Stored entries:
(begin)

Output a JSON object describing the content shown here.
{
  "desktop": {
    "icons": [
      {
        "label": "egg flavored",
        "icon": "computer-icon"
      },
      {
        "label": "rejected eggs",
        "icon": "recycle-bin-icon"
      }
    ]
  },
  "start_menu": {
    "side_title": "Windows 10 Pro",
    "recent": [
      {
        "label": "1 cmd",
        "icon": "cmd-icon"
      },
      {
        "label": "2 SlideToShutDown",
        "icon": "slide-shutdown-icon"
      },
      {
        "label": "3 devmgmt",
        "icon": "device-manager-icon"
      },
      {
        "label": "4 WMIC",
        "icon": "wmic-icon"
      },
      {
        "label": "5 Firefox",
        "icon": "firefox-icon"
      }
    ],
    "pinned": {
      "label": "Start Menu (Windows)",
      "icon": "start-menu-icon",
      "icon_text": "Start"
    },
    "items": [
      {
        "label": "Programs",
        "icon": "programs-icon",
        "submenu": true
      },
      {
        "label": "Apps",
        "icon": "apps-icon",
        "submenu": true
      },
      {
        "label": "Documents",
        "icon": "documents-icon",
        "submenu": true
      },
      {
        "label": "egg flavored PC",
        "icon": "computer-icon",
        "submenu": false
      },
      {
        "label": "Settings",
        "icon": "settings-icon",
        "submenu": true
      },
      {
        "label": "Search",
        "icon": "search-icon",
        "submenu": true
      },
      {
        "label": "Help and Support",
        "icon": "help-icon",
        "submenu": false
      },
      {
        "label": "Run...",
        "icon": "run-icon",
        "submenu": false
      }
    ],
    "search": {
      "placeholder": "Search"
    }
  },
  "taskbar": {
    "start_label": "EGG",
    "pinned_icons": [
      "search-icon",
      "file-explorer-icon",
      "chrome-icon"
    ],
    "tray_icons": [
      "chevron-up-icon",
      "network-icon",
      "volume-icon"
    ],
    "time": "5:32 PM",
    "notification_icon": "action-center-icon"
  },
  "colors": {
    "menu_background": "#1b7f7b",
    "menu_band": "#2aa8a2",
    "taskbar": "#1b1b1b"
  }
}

(end)

* Your instructions *
Give back each line above precisely as it stands.

* Task response *
Output a JSON object describing the content shown here.
{
  "desktop": {
    "icons": [
      {
        "label": "egg flavored",
        "icon": "computer-icon"
      },
      {
        "label": "rejected eggs",
        "icon": "recycle-bin-icon"
      }
    ]
  },
  "start_menu": {
    "side_title": "Windows 10 Pro",
    "recent": [
      {
        "label": "1 cmd",
        "icon": "cmd-icon"
      },
      {
        "label": "2 SlideToShutDown",
        "icon": "slide-shutdown-icon"
      },
      {
        "label": "3 devmgmt",
        "icon": "device-manager-icon"
      },
      {
        "label": "4 WMIC",
        "icon": "wmic-icon"
      },
      {
        "label": "5 Firefox",
        "icon": "firefox-icon"
      }
    ],
    "pinned": {
      "label": "Start Menu (Windows)",
      "icon": "start-menu-icon",
      "icon_text": "Start"
    },
    "items": [
      {
        "label": "Programs",
        "icon": "programs-icon",
        "submenu": true
      },
      {
        "label": "Apps",
        "icon": "apps-icon",
        "submenu": true
      },
      {
        "label": "Documents",
        "icon": "documents-icon",
        "submenu": true
      },
      {
        "label": "egg flavored PC",
        "icon": "computer-icon",
        "submenu": false
      },
      {
        "label": "Settings",
        "icon": "settings-icon",
        "submenu": true
      },
      {
        "label": "Search",
        "icon": "search-icon",
        "submenu": true
      },
      {
        "label": "Help and Support",
        "icon": "help-icon",
        "submenu": false
      },
      {
        "label": "Run...",
        "icon": "run-icon",
        "submenu": false
      }
    ],
    "search": {
      "placeholder": "Search"
    }
  },
  "taskbar": {
    "start_label": "EGG",
    "pinned_icons": [
      "search-icon",
      "file-explorer-icon",
      "chrome-icon"
    ],
    "tray_icons": [
      "chevron-up-icon",
      "network-icon",
      "volume-icon"
    ],
    "time": "5:32 PM",
    "notification_icon": "action-center-icon"
  },
  "colors": {
    "menu_background": "#1b7f7b",
    "menu_band": "#2aa8a2",
    "taskbar": "#1b1b1b"
  }
}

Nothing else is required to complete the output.